RECORDS TO PROCESS >>

· · · ·

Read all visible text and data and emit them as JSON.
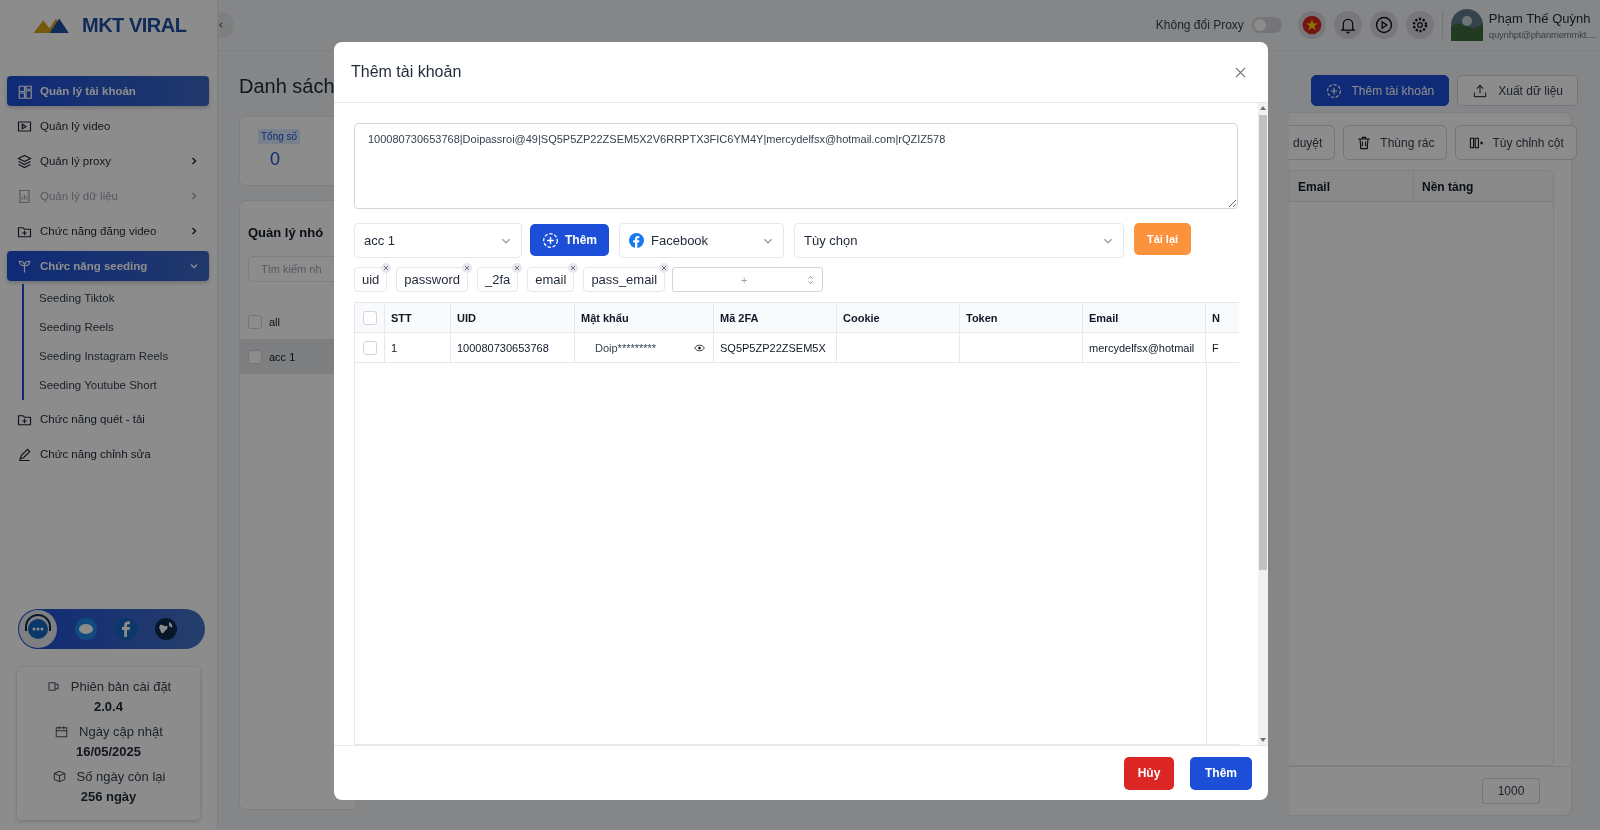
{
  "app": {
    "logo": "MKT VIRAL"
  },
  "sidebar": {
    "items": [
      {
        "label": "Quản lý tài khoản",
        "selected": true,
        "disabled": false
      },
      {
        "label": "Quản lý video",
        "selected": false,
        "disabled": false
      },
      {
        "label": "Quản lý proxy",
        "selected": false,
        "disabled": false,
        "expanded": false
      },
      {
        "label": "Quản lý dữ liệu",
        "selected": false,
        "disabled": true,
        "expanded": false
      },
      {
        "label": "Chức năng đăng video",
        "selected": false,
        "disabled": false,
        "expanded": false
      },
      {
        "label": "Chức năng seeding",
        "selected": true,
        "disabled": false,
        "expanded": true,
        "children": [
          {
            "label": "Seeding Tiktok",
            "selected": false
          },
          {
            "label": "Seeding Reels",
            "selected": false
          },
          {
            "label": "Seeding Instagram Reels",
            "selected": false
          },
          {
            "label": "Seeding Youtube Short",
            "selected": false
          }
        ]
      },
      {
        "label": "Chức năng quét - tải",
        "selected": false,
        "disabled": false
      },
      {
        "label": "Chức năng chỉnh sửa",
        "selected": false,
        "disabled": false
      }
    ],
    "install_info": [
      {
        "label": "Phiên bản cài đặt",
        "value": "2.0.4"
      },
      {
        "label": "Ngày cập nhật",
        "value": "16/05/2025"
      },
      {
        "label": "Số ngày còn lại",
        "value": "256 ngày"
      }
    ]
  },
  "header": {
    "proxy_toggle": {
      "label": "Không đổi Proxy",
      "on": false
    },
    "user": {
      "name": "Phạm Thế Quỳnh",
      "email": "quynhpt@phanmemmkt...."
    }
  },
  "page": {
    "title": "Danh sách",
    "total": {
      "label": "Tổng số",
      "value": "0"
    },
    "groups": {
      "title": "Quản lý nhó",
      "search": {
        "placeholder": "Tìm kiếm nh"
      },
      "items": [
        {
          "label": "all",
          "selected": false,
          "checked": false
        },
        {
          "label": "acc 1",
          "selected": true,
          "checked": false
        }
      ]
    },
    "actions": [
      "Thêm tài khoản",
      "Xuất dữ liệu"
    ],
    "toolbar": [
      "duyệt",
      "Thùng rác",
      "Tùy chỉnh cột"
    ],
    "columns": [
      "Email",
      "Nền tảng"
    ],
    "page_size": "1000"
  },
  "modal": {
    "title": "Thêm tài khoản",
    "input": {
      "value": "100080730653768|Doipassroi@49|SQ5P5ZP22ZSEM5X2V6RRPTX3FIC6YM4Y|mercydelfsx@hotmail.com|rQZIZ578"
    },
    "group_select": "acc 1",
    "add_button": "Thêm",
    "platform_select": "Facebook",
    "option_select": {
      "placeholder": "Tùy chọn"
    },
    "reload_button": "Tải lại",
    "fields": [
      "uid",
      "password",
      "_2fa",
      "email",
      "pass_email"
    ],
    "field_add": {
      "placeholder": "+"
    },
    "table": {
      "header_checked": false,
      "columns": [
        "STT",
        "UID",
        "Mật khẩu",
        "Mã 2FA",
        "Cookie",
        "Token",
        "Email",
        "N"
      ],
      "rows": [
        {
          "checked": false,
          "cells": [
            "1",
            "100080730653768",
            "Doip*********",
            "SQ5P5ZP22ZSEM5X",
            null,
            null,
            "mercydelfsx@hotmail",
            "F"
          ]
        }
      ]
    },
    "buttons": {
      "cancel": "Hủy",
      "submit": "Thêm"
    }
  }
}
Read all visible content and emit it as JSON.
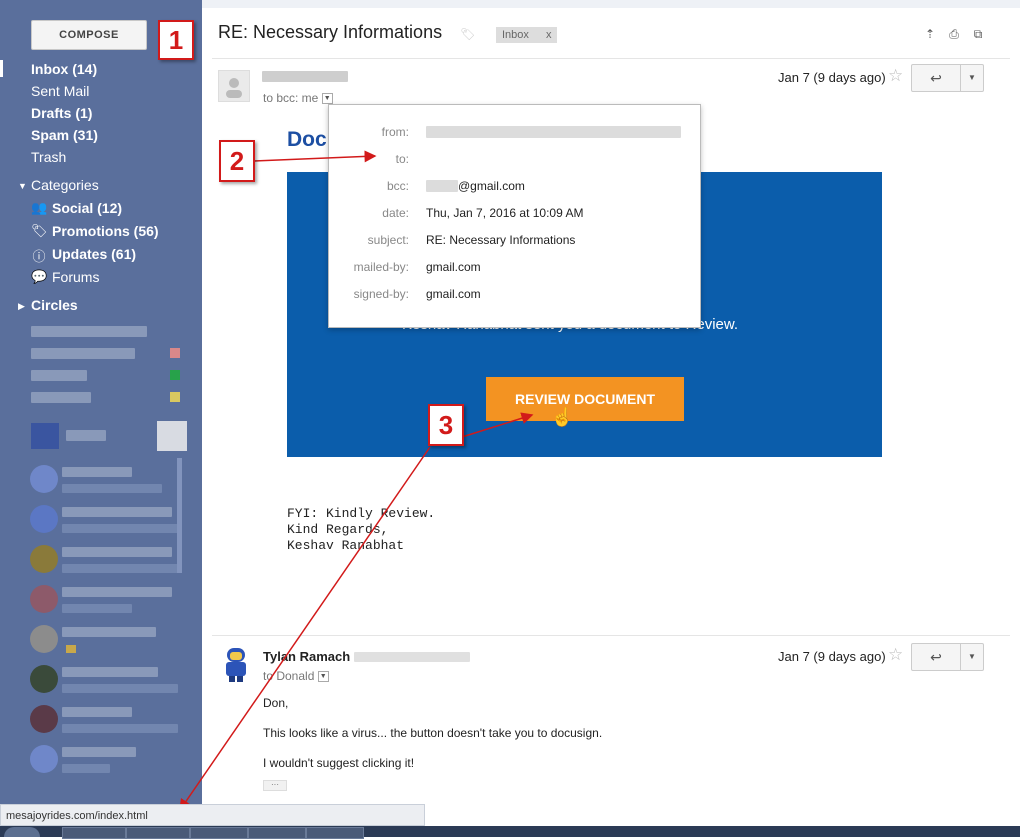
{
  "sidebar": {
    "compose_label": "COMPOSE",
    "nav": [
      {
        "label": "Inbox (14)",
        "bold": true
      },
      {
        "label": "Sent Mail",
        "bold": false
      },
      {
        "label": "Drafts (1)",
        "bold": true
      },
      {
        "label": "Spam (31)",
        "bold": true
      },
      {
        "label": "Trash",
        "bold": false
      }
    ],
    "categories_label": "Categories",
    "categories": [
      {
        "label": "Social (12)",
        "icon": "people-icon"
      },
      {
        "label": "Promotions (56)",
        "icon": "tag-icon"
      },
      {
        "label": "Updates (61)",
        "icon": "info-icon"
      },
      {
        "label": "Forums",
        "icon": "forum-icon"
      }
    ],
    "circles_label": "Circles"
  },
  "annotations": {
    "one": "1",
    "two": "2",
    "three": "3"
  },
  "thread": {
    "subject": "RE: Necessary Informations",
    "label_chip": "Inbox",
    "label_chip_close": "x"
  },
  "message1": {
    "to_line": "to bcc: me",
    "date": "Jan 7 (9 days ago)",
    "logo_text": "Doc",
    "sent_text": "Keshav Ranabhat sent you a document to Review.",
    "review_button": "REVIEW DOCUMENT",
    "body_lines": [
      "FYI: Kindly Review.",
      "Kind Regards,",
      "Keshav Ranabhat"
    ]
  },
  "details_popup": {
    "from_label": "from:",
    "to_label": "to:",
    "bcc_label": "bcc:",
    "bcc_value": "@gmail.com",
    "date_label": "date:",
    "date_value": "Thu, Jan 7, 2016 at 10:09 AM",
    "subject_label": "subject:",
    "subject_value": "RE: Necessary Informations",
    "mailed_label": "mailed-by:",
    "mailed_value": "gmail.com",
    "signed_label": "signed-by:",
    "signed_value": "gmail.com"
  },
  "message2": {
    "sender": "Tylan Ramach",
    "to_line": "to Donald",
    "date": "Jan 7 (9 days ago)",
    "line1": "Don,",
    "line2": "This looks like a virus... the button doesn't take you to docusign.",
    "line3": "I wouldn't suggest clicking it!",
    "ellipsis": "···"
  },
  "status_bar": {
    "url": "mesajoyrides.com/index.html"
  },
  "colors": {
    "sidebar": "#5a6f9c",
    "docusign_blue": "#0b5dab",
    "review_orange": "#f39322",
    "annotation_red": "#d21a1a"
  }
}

· · · ·

TASK ITEM >> Within the entries, find each line holding the string "Reels". Reply with how many there are, as a number alone.

ANSWER AREA >> 2